__DATA ROWS__
★ ★ ★ ★

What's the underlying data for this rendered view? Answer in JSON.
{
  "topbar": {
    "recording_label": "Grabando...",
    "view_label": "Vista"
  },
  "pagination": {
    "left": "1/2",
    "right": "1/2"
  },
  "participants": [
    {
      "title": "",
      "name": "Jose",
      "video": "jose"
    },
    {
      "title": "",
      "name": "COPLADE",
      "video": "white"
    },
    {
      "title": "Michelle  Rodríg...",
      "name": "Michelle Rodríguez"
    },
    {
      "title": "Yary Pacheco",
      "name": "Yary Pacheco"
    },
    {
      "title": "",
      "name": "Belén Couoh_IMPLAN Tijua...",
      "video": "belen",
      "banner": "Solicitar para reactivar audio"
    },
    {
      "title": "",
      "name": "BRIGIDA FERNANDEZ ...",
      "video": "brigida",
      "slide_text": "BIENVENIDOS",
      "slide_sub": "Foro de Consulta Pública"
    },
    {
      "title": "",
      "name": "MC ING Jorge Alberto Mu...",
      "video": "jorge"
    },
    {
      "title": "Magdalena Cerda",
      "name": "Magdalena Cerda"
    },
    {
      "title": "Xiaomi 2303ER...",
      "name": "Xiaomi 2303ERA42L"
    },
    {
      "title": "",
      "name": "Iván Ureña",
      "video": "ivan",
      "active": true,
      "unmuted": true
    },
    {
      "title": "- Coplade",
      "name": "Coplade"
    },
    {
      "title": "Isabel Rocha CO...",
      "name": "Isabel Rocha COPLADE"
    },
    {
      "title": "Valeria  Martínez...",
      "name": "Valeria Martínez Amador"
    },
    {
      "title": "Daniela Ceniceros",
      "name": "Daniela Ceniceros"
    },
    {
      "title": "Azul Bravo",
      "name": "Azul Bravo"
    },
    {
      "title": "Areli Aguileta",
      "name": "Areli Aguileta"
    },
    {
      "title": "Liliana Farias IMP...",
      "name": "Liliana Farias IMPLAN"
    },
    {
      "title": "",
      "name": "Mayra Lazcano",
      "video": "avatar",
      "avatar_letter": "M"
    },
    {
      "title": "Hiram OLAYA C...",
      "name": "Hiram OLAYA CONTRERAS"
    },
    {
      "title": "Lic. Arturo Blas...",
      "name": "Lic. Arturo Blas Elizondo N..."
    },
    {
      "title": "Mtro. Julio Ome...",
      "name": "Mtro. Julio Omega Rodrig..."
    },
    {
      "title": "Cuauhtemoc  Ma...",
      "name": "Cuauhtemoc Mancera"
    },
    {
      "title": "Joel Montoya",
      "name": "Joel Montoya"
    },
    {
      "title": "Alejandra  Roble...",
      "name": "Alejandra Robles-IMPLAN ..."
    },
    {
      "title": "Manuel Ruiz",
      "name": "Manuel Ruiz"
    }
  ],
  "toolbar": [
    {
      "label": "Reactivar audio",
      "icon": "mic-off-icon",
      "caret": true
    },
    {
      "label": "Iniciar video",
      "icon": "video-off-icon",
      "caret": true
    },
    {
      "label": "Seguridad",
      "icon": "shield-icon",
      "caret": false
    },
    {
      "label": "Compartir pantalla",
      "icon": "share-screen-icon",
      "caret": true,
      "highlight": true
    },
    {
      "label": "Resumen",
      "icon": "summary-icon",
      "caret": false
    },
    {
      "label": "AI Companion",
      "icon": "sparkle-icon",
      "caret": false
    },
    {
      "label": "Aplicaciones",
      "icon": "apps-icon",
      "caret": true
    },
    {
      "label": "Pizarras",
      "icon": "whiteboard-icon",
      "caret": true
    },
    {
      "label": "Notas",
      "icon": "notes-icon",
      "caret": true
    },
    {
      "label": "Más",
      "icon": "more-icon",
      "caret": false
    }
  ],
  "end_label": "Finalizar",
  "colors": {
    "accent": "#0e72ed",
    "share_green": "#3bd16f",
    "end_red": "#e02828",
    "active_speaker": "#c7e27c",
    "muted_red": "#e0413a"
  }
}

★ ★ ★ ★

__WHAT IS BEING ASKED__
Every entry must be output again, exactly as written above.

__REPLY__
What's the underlying data for this rendered view? Answer in JSON.
{
  "topbar": {
    "recording_label": "Grabando...",
    "view_label": "Vista"
  },
  "pagination": {
    "left": "1/2",
    "right": "1/2"
  },
  "participants": [
    {
      "title": "",
      "name": "Jose",
      "video": "jose"
    },
    {
      "title": "",
      "name": "COPLADE",
      "video": "white"
    },
    {
      "title": "Michelle  Rodríg...",
      "name": "Michelle Rodríguez"
    },
    {
      "title": "Yary Pacheco",
      "name": "Yary Pacheco"
    },
    {
      "title": "",
      "name": "Belén Couoh_IMPLAN Tijua...",
      "video": "belen",
      "banner": "Solicitar para reactivar audio"
    },
    {
      "title": "",
      "name": "BRIGIDA FERNANDEZ ...",
      "video": "brigida",
      "slide_text": "BIENVENIDOS",
      "slide_sub": "Foro de Consulta Pública"
    },
    {
      "title": "",
      "name": "MC ING Jorge Alberto Mu...",
      "video": "jorge"
    },
    {
      "title": "Magdalena Cerda",
      "name": "Magdalena Cerda"
    },
    {
      "title": "Xiaomi 2303ER...",
      "name": "Xiaomi 2303ERA42L"
    },
    {
      "title": "",
      "name": "Iván Ureña",
      "video": "ivan",
      "active": true,
      "unmuted": true
    },
    {
      "title": "- Coplade",
      "name": "Coplade"
    },
    {
      "title": "Isabel Rocha CO...",
      "name": "Isabel Rocha COPLADE"
    },
    {
      "title": "Valeria  Martínez...",
      "name": "Valeria Martínez Amador"
    },
    {
      "title": "Daniela Ceniceros",
      "name": "Daniela Ceniceros"
    },
    {
      "title": "Azul Bravo",
      "name": "Azul Bravo"
    },
    {
      "title": "Areli Aguileta",
      "name": "Areli Aguileta"
    },
    {
      "title": "Liliana Farias IMP...",
      "name": "Liliana Farias IMPLAN"
    },
    {
      "title": "",
      "name": "Mayra Lazcano",
      "video": "avatar",
      "avatar_letter": "M"
    },
    {
      "title": "Hiram OLAYA C...",
      "name": "Hiram OLAYA CONTRERAS"
    },
    {
      "title": "Lic. Arturo Blas...",
      "name": "Lic. Arturo Blas Elizondo N..."
    },
    {
      "title": "Mtro. Julio Ome...",
      "name": "Mtro. Julio Omega Rodrig..."
    },
    {
      "title": "Cuauhtemoc  Ma...",
      "name": "Cuauhtemoc Mancera"
    },
    {
      "title": "Joel Montoya",
      "name": "Joel Montoya"
    },
    {
      "title": "Alejandra  Roble...",
      "name": "Alejandra Robles-IMPLAN ..."
    },
    {
      "title": "Manuel Ruiz",
      "name": "Manuel Ruiz"
    }
  ],
  "toolbar": [
    {
      "label": "Reactivar audio",
      "icon": "mic-off-icon",
      "caret": true
    },
    {
      "label": "Iniciar video",
      "icon": "video-off-icon",
      "caret": true
    },
    {
      "label": "Seguridad",
      "icon": "shield-icon",
      "caret": false
    },
    {
      "label": "Compartir pantalla",
      "icon": "share-screen-icon",
      "caret": true,
      "highlight": true
    },
    {
      "label": "Resumen",
      "icon": "summary-icon",
      "caret": false
    },
    {
      "label": "AI Companion",
      "icon": "sparkle-icon",
      "caret": false
    },
    {
      "label": "Aplicaciones",
      "icon": "apps-icon",
      "caret": true
    },
    {
      "label": "Pizarras",
      "icon": "whiteboard-icon",
      "caret": true
    },
    {
      "label": "Notas",
      "icon": "notes-icon",
      "caret": true
    },
    {
      "label": "Más",
      "icon": "more-icon",
      "caret": false
    }
  ],
  "end_label": "Finalizar",
  "colors": {
    "accent": "#0e72ed",
    "share_green": "#3bd16f",
    "end_red": "#e02828",
    "active_speaker": "#c7e27c",
    "muted_red": "#e0413a"
  }
}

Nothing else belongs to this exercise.